Saved data entries
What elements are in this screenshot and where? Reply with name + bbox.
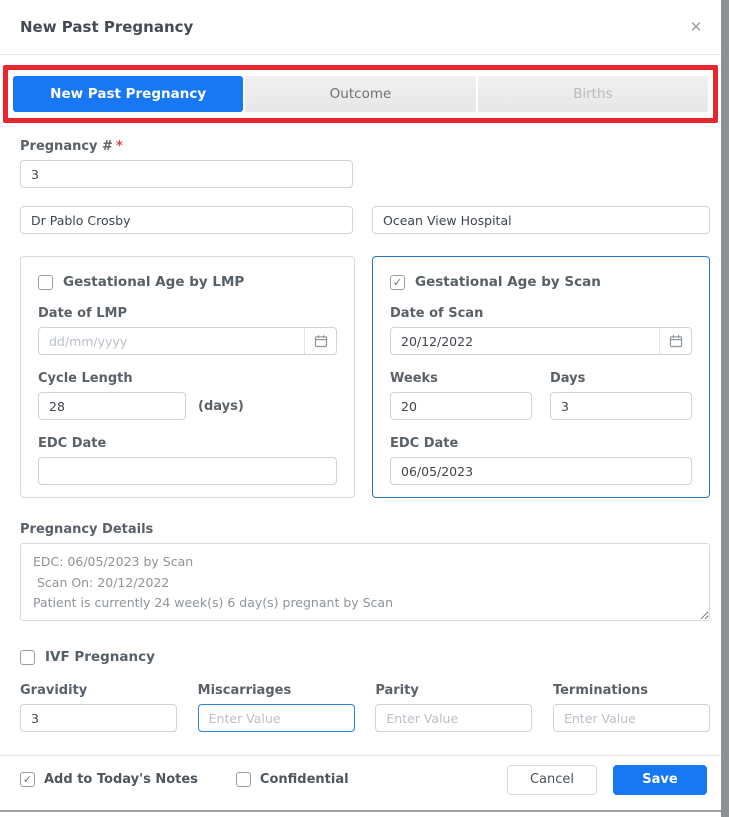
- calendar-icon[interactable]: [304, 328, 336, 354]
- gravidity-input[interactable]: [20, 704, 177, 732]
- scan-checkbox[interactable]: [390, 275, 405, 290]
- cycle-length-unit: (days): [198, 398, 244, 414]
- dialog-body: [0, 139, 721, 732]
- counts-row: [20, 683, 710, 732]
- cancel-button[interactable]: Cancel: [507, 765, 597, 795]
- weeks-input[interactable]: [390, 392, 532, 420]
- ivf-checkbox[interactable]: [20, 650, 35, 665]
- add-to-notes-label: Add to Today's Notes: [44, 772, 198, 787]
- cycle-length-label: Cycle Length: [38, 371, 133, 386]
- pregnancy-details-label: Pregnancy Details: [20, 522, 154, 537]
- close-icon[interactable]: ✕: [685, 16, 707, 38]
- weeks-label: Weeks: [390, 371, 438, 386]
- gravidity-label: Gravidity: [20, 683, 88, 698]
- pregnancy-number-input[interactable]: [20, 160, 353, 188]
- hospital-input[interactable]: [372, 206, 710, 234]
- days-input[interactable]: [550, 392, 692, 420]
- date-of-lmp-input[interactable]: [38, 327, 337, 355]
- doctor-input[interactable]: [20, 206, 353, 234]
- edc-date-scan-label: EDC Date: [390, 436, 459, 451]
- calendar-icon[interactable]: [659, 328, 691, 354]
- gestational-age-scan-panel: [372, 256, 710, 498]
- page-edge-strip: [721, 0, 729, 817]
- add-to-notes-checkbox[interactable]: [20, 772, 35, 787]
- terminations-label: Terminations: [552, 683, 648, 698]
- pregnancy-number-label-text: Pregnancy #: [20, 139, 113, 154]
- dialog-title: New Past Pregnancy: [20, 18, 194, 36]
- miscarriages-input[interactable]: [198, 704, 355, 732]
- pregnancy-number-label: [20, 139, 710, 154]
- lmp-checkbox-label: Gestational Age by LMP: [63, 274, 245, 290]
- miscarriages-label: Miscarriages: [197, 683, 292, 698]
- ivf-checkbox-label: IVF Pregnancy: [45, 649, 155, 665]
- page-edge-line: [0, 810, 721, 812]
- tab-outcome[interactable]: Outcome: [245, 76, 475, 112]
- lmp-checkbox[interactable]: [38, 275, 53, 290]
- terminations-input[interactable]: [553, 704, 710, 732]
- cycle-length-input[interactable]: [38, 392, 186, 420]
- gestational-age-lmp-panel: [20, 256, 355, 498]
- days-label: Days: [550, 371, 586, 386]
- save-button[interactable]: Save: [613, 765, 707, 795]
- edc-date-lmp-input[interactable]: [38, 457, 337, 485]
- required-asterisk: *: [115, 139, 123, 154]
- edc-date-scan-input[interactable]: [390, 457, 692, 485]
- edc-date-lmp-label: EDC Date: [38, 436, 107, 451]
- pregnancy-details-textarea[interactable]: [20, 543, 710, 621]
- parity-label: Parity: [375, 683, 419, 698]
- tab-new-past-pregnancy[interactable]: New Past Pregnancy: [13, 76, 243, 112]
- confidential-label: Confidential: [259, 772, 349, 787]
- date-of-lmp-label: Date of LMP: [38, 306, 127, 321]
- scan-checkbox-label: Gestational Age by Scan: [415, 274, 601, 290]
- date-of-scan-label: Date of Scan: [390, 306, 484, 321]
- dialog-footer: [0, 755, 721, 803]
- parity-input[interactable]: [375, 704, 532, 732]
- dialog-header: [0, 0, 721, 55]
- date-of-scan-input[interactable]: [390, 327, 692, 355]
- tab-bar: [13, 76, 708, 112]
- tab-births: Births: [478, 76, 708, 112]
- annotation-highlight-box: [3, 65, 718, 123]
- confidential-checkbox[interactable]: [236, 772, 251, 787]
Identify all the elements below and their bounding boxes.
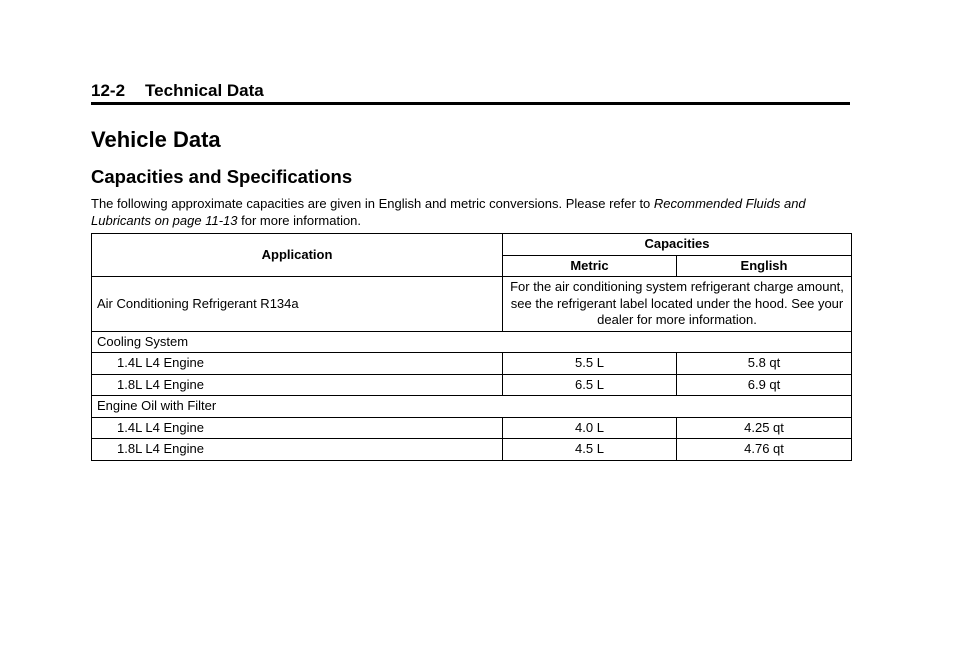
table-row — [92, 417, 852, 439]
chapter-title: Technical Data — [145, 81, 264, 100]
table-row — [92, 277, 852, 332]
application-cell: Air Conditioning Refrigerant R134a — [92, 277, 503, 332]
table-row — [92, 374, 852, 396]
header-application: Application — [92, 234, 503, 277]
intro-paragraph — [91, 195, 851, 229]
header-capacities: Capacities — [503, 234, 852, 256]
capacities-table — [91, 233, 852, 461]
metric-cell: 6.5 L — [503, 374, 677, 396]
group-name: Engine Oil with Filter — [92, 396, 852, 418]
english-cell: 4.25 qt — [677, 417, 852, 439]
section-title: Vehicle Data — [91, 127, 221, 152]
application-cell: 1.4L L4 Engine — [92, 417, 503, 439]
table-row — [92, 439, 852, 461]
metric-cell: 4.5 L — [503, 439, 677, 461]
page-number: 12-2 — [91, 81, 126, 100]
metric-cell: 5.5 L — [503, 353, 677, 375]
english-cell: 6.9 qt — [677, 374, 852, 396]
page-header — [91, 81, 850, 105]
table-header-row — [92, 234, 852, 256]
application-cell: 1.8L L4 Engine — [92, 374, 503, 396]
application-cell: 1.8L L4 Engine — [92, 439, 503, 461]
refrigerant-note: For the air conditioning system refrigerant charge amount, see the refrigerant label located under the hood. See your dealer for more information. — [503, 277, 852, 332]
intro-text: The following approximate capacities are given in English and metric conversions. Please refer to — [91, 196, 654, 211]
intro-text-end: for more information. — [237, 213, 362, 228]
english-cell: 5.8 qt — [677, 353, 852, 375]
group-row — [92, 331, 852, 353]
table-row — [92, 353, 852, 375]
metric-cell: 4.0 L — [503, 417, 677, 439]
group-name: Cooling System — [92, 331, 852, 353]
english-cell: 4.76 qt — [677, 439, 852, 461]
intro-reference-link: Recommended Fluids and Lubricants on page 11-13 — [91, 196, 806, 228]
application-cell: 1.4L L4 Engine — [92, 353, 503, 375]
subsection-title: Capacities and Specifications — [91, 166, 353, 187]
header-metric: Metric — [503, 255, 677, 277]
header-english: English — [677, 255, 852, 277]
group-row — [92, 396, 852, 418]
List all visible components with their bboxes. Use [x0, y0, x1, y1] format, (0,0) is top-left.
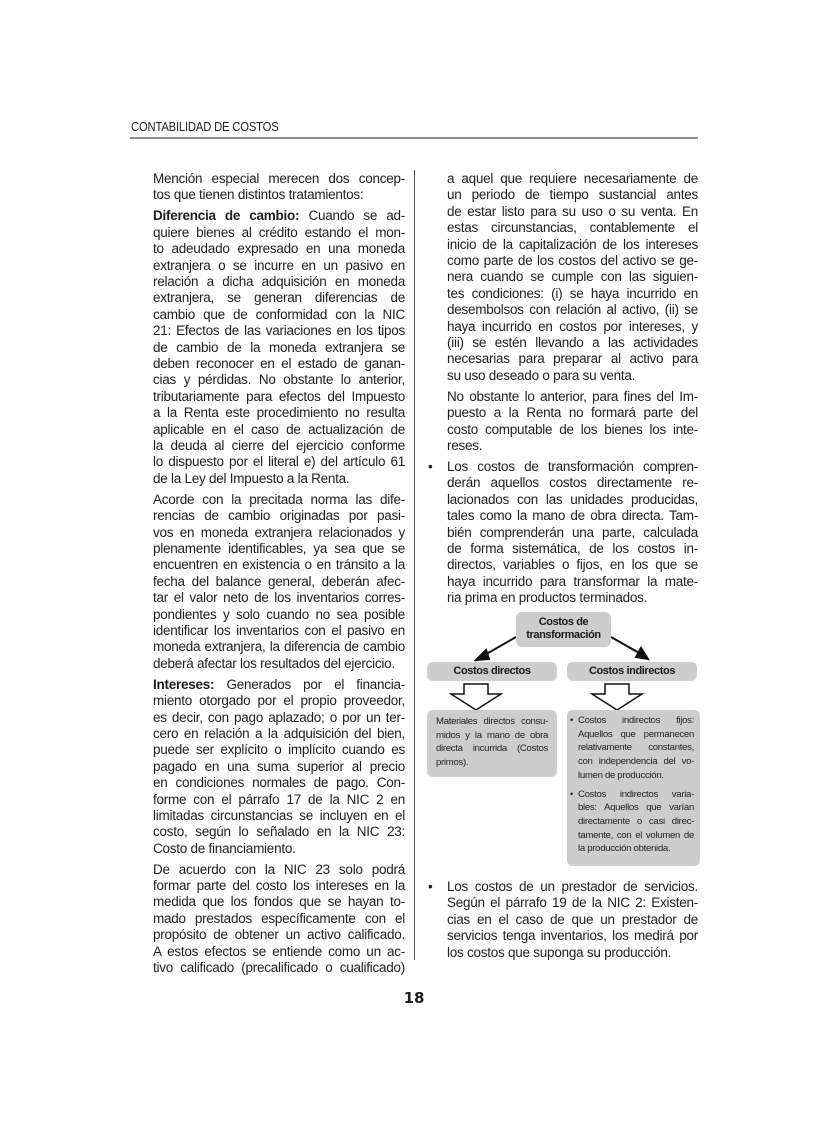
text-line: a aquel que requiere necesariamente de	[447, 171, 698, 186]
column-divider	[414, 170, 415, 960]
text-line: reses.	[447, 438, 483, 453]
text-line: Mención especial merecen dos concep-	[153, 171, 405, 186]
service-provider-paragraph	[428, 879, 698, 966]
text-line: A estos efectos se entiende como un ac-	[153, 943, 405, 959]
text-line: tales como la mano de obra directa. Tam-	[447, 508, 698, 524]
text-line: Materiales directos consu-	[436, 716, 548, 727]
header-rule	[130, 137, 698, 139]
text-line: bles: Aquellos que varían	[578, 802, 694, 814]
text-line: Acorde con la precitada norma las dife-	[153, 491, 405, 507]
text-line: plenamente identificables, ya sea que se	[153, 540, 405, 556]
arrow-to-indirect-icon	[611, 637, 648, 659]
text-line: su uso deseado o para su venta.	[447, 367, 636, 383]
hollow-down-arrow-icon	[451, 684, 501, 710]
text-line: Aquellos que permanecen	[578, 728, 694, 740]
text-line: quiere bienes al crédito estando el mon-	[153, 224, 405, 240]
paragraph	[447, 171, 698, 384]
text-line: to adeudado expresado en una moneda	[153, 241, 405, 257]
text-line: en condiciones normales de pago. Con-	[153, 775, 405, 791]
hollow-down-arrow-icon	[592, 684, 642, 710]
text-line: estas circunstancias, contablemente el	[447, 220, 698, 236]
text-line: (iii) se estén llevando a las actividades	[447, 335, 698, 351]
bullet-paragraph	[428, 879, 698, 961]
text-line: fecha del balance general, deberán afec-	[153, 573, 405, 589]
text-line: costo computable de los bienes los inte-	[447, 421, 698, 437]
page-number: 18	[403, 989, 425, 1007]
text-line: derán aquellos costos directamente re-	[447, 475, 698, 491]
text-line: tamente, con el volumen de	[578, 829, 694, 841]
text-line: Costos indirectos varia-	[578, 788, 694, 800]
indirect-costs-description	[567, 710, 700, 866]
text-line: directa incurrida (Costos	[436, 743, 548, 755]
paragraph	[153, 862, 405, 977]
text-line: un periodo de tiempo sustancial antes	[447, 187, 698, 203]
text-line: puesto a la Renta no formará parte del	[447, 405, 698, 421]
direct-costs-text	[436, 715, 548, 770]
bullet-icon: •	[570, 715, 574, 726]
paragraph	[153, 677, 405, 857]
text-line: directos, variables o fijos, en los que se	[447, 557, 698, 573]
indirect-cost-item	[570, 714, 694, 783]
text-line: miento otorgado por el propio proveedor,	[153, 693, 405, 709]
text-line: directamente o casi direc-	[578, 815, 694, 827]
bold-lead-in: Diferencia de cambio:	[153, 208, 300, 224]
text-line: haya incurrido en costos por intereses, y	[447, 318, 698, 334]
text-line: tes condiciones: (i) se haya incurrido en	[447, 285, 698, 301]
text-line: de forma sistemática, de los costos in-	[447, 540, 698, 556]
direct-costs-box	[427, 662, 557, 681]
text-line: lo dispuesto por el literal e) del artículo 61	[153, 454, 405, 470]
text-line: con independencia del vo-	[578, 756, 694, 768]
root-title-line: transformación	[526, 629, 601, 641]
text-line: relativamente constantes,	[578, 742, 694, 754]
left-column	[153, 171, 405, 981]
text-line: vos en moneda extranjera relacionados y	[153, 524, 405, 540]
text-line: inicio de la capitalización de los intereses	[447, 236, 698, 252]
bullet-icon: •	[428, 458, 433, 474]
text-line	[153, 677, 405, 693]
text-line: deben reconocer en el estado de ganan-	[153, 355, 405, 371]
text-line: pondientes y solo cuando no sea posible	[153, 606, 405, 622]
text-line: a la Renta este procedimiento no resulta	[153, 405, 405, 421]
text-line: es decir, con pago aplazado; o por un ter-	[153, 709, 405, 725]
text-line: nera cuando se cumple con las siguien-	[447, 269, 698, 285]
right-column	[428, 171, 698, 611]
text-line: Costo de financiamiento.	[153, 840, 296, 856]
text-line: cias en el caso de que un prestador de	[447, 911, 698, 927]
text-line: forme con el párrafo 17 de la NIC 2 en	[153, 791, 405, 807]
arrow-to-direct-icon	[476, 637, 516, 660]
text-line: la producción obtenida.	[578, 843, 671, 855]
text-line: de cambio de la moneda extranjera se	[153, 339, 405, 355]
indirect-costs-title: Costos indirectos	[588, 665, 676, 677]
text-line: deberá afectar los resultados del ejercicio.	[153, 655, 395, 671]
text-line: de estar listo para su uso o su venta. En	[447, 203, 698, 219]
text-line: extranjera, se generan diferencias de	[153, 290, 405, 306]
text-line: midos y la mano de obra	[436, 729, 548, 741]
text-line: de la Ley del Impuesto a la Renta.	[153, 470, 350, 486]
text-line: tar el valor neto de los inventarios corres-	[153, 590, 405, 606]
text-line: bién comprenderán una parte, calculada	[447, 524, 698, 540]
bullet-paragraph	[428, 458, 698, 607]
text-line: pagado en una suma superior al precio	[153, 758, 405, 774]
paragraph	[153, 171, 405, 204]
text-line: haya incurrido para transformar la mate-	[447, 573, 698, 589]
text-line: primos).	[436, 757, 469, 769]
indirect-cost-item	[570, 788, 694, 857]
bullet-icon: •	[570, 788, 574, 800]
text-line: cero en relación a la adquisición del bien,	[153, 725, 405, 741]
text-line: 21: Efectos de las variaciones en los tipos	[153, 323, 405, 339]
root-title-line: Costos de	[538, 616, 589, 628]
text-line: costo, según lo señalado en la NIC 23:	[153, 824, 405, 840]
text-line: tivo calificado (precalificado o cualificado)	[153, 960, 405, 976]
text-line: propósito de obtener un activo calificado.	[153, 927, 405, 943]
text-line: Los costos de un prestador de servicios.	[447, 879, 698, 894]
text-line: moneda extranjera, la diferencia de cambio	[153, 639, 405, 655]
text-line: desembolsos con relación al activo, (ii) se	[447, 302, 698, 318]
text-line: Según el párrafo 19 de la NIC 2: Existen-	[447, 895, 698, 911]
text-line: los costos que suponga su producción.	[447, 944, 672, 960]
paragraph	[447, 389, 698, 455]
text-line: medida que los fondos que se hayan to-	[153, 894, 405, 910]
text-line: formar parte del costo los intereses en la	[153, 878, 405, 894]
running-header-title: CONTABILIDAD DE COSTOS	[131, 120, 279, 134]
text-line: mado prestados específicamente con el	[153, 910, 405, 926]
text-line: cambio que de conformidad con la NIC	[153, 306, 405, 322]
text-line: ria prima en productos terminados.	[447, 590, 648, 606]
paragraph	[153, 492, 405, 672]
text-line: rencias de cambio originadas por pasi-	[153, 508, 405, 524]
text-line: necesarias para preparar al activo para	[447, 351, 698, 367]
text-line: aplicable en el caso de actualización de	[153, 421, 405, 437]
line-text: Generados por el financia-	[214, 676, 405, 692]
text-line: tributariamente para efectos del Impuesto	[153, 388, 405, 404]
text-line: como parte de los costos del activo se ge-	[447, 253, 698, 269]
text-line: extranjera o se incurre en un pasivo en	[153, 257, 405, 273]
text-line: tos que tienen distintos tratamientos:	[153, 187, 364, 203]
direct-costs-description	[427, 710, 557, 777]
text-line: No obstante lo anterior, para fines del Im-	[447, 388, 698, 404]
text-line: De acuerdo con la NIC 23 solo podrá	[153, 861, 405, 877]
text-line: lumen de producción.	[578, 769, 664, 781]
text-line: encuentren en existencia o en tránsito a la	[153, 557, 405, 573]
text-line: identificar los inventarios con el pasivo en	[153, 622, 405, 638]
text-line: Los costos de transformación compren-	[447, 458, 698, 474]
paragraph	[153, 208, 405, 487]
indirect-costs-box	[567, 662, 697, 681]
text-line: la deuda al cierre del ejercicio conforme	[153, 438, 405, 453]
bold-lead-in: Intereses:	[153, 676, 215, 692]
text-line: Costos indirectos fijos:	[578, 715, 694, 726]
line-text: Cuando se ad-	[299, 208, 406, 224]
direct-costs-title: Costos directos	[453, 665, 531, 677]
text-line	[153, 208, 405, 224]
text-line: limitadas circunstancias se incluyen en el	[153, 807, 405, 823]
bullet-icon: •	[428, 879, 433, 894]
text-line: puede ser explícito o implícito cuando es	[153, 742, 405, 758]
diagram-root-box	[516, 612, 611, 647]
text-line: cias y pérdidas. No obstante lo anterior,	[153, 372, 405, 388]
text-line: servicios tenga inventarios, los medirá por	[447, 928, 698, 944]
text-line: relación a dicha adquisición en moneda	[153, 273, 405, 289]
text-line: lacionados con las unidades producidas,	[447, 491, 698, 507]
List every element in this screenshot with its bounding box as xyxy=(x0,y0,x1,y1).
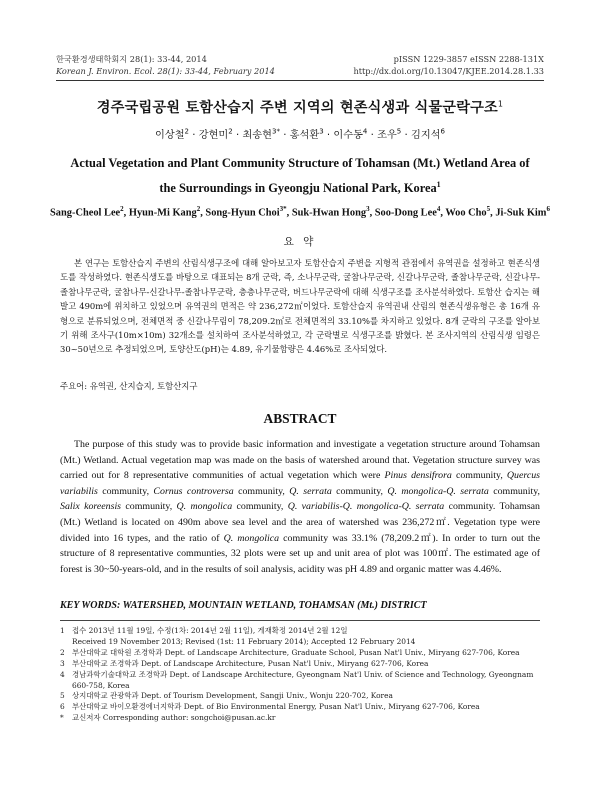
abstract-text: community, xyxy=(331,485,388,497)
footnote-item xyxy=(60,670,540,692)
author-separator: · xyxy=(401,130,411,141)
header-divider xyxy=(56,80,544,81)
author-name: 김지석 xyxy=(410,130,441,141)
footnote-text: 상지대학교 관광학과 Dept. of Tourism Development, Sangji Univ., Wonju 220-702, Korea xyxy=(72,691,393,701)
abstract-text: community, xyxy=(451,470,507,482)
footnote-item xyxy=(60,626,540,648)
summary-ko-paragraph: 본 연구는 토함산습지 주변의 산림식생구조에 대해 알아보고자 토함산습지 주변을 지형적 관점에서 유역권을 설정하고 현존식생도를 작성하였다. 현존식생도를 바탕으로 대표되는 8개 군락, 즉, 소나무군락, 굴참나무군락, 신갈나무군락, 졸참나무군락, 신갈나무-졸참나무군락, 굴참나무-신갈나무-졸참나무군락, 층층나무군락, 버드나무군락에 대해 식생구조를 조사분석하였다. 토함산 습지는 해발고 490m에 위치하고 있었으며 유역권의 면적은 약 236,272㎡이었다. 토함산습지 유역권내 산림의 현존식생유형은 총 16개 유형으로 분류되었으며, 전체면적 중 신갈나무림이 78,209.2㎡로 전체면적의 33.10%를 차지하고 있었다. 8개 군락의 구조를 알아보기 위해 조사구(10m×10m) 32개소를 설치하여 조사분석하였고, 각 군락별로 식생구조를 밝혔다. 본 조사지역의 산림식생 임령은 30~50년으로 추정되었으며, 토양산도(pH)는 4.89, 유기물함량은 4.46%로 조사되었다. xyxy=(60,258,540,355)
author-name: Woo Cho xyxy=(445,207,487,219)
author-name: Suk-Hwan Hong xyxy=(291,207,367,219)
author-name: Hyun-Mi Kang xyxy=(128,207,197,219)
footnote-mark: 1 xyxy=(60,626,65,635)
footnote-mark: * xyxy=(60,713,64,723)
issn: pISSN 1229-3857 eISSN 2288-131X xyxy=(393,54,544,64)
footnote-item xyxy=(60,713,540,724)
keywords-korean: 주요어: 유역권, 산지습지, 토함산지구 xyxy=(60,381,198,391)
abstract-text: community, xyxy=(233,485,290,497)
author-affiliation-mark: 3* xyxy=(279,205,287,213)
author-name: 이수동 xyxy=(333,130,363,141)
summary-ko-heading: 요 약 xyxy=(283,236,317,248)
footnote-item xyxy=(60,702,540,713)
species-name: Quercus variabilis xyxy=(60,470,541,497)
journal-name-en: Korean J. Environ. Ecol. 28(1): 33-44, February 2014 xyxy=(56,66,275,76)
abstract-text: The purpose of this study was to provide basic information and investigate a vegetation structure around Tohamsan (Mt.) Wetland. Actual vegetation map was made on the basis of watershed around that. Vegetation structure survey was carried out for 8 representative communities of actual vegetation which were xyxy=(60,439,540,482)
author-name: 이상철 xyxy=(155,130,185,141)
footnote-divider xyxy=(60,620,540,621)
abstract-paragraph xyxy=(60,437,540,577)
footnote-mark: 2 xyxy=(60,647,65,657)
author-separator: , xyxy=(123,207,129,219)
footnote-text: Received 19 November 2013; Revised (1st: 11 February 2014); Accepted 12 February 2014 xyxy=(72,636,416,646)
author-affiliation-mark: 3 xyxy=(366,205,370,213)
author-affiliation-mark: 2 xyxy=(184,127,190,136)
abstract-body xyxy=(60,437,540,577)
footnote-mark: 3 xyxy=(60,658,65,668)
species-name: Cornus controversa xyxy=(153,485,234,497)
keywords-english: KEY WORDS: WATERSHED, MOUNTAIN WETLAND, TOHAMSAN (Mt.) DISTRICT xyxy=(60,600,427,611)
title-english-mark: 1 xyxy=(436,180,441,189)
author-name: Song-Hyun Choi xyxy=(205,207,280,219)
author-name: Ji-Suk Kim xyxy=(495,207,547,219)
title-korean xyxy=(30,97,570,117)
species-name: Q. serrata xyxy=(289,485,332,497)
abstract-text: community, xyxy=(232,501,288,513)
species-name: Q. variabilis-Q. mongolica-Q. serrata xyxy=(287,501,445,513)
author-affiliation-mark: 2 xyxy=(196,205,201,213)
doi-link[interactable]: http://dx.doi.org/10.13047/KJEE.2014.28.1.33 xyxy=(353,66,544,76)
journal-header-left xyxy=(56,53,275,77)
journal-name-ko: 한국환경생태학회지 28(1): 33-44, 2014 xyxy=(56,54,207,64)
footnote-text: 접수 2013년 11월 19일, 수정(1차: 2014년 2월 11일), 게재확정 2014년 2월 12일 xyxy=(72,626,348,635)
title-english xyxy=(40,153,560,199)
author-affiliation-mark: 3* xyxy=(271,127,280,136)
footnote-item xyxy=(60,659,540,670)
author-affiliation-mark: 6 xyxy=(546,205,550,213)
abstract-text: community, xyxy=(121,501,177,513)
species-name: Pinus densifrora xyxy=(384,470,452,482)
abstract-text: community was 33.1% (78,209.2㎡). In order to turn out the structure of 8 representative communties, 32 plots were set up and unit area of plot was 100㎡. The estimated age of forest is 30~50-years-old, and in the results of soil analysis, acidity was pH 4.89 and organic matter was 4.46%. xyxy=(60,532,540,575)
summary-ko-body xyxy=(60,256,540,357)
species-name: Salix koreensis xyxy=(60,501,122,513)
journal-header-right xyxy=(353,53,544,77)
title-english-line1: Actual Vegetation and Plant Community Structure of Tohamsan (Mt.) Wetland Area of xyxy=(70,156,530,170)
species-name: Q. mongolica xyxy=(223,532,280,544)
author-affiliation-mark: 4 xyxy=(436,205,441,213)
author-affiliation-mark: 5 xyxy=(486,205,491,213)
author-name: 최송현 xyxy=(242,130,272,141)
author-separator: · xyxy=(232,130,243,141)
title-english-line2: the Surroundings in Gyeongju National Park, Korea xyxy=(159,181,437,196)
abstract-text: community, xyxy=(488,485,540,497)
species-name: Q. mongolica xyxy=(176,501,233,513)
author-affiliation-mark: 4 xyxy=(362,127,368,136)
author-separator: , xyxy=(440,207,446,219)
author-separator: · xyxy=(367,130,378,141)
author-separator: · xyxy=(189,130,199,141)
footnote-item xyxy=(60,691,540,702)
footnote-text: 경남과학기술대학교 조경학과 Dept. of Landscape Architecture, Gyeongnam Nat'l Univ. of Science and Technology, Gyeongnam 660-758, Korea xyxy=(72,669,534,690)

*CHALLENGE*. Quote the stretch of the data from the line that contains "abstract-text: community, xyxy=(331,485,388,497)" through the line that contains "footnote-item xyxy=(60,626,540,648)", both ends included, with every line reproduced verbatim.

*OUTPUT FOR THIS TASK*.
abstract-text: community, xyxy=(331,485,388,497)
footnote-item xyxy=(60,670,540,692)
author-separator: · xyxy=(401,130,411,141)
header-divider xyxy=(56,80,544,81)
author-name: 김지석 xyxy=(410,130,441,141)
footnote-text: 상지대학교 관광학과 Dept. of Tourism Development, Sangji Univ., Wonju 220-702, Korea xyxy=(72,691,393,701)
abstract-text: community, xyxy=(451,470,507,482)
footnote-item xyxy=(60,626,540,648)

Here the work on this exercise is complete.